* Exercise aim *
Return all lines where the word "Devices" can be found.

***** Dataset excerpts

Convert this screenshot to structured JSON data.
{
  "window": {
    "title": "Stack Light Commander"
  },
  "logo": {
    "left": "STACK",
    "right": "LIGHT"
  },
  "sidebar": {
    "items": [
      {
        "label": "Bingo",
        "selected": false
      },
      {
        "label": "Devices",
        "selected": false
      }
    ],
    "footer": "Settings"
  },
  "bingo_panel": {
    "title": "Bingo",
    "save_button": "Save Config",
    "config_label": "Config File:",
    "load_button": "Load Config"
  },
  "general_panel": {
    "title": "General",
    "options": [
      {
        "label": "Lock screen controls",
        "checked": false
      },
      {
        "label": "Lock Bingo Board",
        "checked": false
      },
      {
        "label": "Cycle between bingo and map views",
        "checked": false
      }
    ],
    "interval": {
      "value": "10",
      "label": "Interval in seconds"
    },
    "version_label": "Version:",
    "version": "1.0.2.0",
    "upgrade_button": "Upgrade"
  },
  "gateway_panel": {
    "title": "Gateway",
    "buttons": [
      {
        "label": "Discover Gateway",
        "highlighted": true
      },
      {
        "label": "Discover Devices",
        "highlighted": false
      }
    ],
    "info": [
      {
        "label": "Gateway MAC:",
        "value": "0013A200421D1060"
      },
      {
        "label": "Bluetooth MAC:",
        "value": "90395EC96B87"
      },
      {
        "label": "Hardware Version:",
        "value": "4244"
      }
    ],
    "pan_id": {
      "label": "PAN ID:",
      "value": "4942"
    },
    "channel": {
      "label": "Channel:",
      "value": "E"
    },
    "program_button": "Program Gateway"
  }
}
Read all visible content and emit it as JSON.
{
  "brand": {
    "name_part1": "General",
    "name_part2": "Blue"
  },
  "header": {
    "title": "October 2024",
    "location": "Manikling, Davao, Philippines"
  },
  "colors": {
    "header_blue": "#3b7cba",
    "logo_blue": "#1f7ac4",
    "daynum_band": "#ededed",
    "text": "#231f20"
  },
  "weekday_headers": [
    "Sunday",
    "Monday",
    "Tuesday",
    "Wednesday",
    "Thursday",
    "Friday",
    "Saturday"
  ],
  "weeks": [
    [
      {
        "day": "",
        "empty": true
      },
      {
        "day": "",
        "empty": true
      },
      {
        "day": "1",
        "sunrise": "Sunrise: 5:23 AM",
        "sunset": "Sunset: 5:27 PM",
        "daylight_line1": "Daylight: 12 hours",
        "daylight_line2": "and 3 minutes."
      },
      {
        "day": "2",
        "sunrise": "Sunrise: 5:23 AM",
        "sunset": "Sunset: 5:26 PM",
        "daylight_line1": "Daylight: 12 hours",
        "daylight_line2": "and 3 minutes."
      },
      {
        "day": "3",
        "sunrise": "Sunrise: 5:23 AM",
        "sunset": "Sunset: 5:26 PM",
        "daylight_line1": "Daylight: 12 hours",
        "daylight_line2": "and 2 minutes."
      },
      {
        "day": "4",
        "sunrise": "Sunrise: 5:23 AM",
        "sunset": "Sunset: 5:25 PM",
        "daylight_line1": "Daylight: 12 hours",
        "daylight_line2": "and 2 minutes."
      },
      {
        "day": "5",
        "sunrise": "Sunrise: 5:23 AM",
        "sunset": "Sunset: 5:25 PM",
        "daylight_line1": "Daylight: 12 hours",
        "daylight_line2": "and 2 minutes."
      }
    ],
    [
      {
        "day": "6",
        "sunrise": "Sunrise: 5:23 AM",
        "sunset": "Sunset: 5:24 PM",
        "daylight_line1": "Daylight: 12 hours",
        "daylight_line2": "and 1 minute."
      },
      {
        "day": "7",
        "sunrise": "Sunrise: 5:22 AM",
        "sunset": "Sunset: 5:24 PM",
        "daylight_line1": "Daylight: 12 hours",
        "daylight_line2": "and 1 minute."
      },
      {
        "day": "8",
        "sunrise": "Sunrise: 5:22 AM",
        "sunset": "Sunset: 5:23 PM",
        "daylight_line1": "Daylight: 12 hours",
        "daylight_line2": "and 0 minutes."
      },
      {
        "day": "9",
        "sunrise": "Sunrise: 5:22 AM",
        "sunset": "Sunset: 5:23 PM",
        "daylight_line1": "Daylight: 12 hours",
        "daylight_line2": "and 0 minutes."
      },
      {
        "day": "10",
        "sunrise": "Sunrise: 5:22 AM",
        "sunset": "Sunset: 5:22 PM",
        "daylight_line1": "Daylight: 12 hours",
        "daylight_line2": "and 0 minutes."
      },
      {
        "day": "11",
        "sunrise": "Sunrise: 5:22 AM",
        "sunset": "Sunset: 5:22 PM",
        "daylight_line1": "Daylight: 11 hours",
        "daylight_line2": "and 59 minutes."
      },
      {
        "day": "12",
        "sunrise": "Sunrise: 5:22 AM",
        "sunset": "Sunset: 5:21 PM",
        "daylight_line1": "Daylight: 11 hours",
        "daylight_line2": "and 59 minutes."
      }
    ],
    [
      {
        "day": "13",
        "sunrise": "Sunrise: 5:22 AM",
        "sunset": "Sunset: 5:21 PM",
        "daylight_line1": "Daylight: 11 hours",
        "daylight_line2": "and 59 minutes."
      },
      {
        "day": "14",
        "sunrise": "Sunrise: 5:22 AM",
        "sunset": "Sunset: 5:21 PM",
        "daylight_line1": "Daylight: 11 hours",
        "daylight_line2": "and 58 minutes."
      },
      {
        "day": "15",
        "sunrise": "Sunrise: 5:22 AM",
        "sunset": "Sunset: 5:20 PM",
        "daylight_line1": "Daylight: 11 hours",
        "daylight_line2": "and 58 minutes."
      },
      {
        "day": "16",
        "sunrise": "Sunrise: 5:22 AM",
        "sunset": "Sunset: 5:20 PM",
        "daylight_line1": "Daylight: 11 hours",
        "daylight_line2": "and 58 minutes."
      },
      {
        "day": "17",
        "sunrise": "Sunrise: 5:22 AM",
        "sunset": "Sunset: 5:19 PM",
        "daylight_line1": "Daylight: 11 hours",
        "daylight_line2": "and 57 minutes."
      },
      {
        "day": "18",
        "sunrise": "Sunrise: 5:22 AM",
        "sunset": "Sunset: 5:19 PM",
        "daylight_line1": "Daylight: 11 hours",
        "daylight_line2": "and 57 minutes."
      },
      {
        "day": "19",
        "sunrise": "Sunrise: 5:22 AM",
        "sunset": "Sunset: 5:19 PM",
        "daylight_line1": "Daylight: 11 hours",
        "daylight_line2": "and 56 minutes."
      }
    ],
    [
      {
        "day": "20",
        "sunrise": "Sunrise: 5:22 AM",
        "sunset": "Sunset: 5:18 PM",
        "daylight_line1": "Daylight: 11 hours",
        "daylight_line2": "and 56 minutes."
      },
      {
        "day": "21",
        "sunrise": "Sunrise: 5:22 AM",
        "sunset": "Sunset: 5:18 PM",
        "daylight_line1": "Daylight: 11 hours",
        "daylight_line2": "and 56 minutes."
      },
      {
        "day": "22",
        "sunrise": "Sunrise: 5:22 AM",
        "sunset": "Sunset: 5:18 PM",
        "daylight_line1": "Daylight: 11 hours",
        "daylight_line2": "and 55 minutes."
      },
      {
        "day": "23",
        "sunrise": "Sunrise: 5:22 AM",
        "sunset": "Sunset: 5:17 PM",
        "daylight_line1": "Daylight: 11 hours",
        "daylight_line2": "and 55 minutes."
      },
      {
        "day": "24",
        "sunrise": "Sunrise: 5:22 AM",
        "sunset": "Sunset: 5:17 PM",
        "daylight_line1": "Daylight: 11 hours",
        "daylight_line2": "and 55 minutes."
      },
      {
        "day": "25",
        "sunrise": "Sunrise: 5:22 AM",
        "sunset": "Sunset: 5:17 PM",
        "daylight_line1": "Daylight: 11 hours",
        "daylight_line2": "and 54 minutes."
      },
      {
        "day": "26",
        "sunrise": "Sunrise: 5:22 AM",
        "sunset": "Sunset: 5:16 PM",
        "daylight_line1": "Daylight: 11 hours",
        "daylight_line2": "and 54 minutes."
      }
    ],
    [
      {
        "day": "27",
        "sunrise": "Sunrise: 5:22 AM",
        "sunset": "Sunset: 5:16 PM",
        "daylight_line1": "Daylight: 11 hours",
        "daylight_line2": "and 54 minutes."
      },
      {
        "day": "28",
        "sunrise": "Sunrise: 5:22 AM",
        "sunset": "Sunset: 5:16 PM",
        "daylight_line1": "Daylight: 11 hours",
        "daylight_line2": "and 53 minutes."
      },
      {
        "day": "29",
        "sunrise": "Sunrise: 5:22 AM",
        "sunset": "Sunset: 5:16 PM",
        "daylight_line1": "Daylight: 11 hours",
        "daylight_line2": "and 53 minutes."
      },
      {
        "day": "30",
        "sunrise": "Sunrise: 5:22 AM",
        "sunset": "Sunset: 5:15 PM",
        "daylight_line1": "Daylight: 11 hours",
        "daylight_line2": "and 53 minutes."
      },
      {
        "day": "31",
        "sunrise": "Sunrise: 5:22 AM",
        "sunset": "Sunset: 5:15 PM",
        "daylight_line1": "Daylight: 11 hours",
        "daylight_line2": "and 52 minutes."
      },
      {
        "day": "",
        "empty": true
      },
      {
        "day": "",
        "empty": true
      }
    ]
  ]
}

**********

* Full solution *
        "label": "Devices",
        "label": "Discover Devices",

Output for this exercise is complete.